*Stated task*
Every entry must be copied word for word.

*Entries*
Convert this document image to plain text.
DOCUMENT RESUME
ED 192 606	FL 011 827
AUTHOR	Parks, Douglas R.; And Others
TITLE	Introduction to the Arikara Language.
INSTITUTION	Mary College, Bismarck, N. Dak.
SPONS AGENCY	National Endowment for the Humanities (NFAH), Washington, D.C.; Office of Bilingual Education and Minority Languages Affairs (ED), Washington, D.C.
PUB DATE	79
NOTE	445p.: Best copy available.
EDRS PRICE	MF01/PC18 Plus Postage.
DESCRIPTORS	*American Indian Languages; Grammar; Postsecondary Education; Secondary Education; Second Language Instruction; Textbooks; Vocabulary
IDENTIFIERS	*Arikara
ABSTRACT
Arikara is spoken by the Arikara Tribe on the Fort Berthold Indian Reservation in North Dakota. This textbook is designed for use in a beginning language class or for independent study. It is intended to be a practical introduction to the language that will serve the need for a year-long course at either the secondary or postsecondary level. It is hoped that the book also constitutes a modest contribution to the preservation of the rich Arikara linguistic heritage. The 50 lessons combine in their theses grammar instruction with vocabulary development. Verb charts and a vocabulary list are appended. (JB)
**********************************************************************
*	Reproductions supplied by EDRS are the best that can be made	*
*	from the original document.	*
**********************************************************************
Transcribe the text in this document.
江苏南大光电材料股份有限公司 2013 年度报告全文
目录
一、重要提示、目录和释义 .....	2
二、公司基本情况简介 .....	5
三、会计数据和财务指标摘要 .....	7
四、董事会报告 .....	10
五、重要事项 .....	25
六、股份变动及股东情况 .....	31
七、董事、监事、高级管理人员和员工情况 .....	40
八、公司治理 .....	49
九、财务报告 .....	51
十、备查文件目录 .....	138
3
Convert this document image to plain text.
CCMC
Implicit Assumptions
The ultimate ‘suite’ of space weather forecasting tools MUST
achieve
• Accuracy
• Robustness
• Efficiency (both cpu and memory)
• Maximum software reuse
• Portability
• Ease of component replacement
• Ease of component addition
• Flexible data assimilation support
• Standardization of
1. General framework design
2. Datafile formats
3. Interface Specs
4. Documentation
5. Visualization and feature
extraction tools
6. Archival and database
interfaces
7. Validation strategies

*Exercise output*
Convert this document image to plain text.
DOCUMENT RESUME
ED 192 606	FL 011 827
AUTHOR	Parks, Douglas R.; And Others
TITLE	Introduction to the Arikara Language.
INSTITUTION	Mary College, Bismarck, N. Dak.
SPONS AGENCY	National Endowment for the Humanities (NFAH), Washington, D.C.; Office of Bilingual Education and Minority Languages Affairs (ED), Washington, D.C.
PUB DATE	79
NOTE	445p.: Best copy available.
EDRS PRICE	MF01/PC18 Plus Postage.
DESCRIPTORS	*American Indian Languages; Grammar; Postsecondary Education; Secondary Education; Second Language Instruction; Textbooks; Vocabulary
IDENTIFIERS	*Arikara
ABSTRACT
Arikara is spoken by the Arikara Tribe on the Fort Berthold Indian Reservation in North Dakota. This textbook is designed for use in a beginning language class or for independent study. It is intended to be a practical introduction to the language that will serve the need for a year-long course at either the secondary or postsecondary level. It is hoped that the book also constitutes a modest contribution to the preservation of the rich Arikara linguistic heritage. The 50 lessons combine in their theses grammar instruction with vocabulary development. Verb charts and a vocabulary list are appended. (JB)
**********************************************************************
*	Reproductions supplied by EDRS are the best that can be made	*
*	from the original document.	*
**********************************************************************
Transcribe the text in this document.
江苏南大光电材料股份有限公司 2013 年度报告全文
目录
一、重要提示、目录和释义 .....	2
二、公司基本情况简介 .....	5
三、会计数据和财务指标摘要 .....	7
四、董事会报告 .....	10
五、重要事项 .....	25
六、股份变动及股东情况 .....	31
七、董事、监事、高级管理人员和员工情况 .....	40
八、公司治理 .....	49
九、财务报告 .....	51
十、备查文件目录 .....	138
3
Convert this document image to plain text.
CCMC
Implicit Assumptions
The ultimate ‘suite’ of space weather forecasting tools MUST
achieve
• Accuracy
• Robustness
• Efficiency (both cpu and memory)
• Maximum software reuse
• Portability
• Ease of component replacement
• Ease of component addition
• Flexible data assimilation support
• Standardization of
1. General framework design
2. Datafile formats
3. Interface Specs
4. Documentation
5. Visualization and feature
extraction tools
6. Archival and database
interfaces
7. Validation strategies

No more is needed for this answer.